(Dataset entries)

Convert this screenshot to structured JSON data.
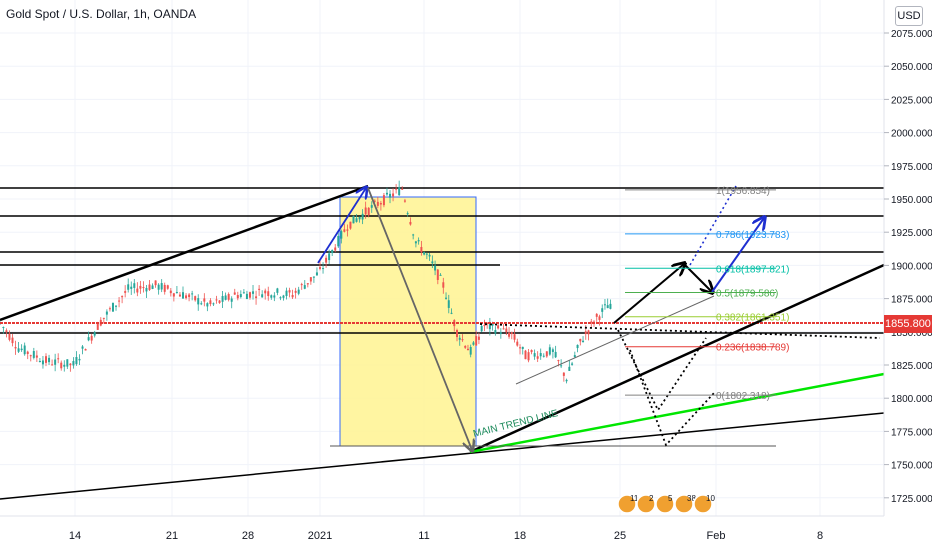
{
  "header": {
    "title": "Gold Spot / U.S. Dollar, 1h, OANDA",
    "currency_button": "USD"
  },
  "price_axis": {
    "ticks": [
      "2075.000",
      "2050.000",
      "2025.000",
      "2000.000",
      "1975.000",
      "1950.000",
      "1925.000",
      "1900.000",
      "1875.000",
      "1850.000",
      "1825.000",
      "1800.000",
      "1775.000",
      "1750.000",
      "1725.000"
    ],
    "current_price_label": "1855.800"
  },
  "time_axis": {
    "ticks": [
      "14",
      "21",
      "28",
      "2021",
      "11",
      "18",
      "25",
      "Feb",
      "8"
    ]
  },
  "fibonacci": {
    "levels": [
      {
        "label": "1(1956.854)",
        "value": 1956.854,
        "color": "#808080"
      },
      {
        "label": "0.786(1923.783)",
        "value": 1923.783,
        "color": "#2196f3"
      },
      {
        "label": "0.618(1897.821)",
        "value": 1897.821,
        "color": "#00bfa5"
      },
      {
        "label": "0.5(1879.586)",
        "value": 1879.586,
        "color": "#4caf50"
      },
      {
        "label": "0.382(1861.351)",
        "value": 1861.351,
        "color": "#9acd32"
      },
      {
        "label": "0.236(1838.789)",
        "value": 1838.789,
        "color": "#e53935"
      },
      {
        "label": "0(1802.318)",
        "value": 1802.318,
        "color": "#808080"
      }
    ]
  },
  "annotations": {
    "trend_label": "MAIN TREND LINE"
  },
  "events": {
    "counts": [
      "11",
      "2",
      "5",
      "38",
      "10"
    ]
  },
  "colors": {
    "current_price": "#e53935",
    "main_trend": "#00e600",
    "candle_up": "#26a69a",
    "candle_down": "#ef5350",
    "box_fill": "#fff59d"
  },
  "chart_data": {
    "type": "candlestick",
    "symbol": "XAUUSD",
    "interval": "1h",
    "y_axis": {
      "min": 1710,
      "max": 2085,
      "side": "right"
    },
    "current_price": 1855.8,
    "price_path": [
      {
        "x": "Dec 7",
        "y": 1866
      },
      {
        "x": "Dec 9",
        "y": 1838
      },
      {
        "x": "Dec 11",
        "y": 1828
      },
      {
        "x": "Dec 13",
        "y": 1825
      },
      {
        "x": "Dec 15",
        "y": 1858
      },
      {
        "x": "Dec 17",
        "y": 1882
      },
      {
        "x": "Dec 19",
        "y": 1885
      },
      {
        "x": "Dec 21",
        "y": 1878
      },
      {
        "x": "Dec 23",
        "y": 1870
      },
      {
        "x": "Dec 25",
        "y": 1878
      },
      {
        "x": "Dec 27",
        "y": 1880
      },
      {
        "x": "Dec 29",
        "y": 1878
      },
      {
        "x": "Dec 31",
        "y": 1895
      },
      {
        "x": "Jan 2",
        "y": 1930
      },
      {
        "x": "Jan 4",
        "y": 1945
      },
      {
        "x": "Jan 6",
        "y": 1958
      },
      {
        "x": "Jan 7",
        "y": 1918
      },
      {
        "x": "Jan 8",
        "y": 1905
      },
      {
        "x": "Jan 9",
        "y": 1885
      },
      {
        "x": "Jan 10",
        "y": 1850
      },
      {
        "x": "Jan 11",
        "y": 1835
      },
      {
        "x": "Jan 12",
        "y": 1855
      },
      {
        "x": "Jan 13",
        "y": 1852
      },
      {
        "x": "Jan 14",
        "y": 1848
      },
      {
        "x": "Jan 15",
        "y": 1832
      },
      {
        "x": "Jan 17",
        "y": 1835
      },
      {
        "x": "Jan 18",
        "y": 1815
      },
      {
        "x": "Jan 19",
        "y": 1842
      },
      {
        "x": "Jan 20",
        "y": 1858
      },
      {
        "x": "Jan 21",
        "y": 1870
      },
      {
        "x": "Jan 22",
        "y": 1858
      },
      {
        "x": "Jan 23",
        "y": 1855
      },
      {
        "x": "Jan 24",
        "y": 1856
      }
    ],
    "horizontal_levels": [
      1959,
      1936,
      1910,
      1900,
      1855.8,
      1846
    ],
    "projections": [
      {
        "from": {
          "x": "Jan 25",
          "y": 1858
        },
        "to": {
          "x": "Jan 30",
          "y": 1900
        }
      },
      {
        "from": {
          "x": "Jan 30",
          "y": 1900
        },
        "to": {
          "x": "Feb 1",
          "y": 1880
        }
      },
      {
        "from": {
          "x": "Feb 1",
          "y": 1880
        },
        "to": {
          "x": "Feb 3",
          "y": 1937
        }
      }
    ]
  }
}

**Task instructions**
Output the records above exactly as they are, leaving out the pictures.

**Exercise output**
Convert this screenshot to structured JSON data.
{
  "header": {
    "title": "Gold Spot / U.S. Dollar, 1h, OANDA",
    "currency_button": "USD"
  },
  "price_axis": {
    "ticks": [
      "2075.000",
      "2050.000",
      "2025.000",
      "2000.000",
      "1975.000",
      "1950.000",
      "1925.000",
      "1900.000",
      "1875.000",
      "1850.000",
      "1825.000",
      "1800.000",
      "1775.000",
      "1750.000",
      "1725.000"
    ],
    "current_price_label": "1855.800"
  },
  "time_axis": {
    "ticks": [
      "14",
      "21",
      "28",
      "2021",
      "11",
      "18",
      "25",
      "Feb",
      "8"
    ]
  },
  "fibonacci": {
    "levels": [
      {
        "label": "1(1956.854)",
        "value": 1956.854,
        "color": "#808080"
      },
      {
        "label": "0.786(1923.783)",
        "value": 1923.783,
        "color": "#2196f3"
      },
      {
        "label": "0.618(1897.821)",
        "value": 1897.821,
        "color": "#00bfa5"
      },
      {
        "label": "0.5(1879.586)",
        "value": 1879.586,
        "color": "#4caf50"
      },
      {
        "label": "0.382(1861.351)",
        "value": 1861.351,
        "color": "#9acd32"
      },
      {
        "label": "0.236(1838.789)",
        "value": 1838.789,
        "color": "#e53935"
      },
      {
        "label": "0(1802.318)",
        "value": 1802.318,
        "color": "#808080"
      }
    ]
  },
  "annotations": {
    "trend_label": "MAIN TREND LINE"
  },
  "events": {
    "counts": [
      "11",
      "2",
      "5",
      "38",
      "10"
    ]
  },
  "colors": {
    "current_price": "#e53935",
    "main_trend": "#00e600",
    "candle_up": "#26a69a",
    "candle_down": "#ef5350",
    "box_fill": "#fff59d"
  },
  "chart_data": {
    "type": "candlestick",
    "symbol": "XAUUSD",
    "interval": "1h",
    "y_axis": {
      "min": 1710,
      "max": 2085,
      "side": "right"
    },
    "current_price": 1855.8,
    "price_path": [
      {
        "x": "Dec 7",
        "y": 1866
      },
      {
        "x": "Dec 9",
        "y": 1838
      },
      {
        "x": "Dec 11",
        "y": 1828
      },
      {
        "x": "Dec 13",
        "y": 1825
      },
      {
        "x": "Dec 15",
        "y": 1858
      },
      {
        "x": "Dec 17",
        "y": 1882
      },
      {
        "x": "Dec 19",
        "y": 1885
      },
      {
        "x": "Dec 21",
        "y": 1878
      },
      {
        "x": "Dec 23",
        "y": 1870
      },
      {
        "x": "Dec 25",
        "y": 1878
      },
      {
        "x": "Dec 27",
        "y": 1880
      },
      {
        "x": "Dec 29",
        "y": 1878
      },
      {
        "x": "Dec 31",
        "y": 1895
      },
      {
        "x": "Jan 2",
        "y": 1930
      },
      {
        "x": "Jan 4",
        "y": 1945
      },
      {
        "x": "Jan 6",
        "y": 1958
      },
      {
        "x": "Jan 7",
        "y": 1918
      },
      {
        "x": "Jan 8",
        "y": 1905
      },
      {
        "x": "Jan 9",
        "y": 1885
      },
      {
        "x": "Jan 10",
        "y": 1850
      },
      {
        "x": "Jan 11",
        "y": 1835
      },
      {
        "x": "Jan 12",
        "y": 1855
      },
      {
        "x": "Jan 13",
        "y": 1852
      },
      {
        "x": "Jan 14",
        "y": 1848
      },
      {
        "x": "Jan 15",
        "y": 1832
      },
      {
        "x": "Jan 17",
        "y": 1835
      },
      {
        "x": "Jan 18",
        "y": 1815
      },
      {
        "x": "Jan 19",
        "y": 1842
      },
      {
        "x": "Jan 20",
        "y": 1858
      },
      {
        "x": "Jan 21",
        "y": 1870
      },
      {
        "x": "Jan 22",
        "y": 1858
      },
      {
        "x": "Jan 23",
        "y": 1855
      },
      {
        "x": "Jan 24",
        "y": 1856
      }
    ],
    "horizontal_levels": [
      1959,
      1936,
      1910,
      1900,
      1855.8,
      1846
    ],
    "projections": [
      {
        "from": {
          "x": "Jan 25",
          "y": 1858
        },
        "to": {
          "x": "Jan 30",
          "y": 1900
        }
      },
      {
        "from": {
          "x": "Jan 30",
          "y": 1900
        },
        "to": {
          "x": "Feb 1",
          "y": 1880
        }
      },
      {
        "from": {
          "x": "Feb 1",
          "y": 1880
        },
        "to": {
          "x": "Feb 3",
          "y": 1937
        }
      }
    ]
  }
}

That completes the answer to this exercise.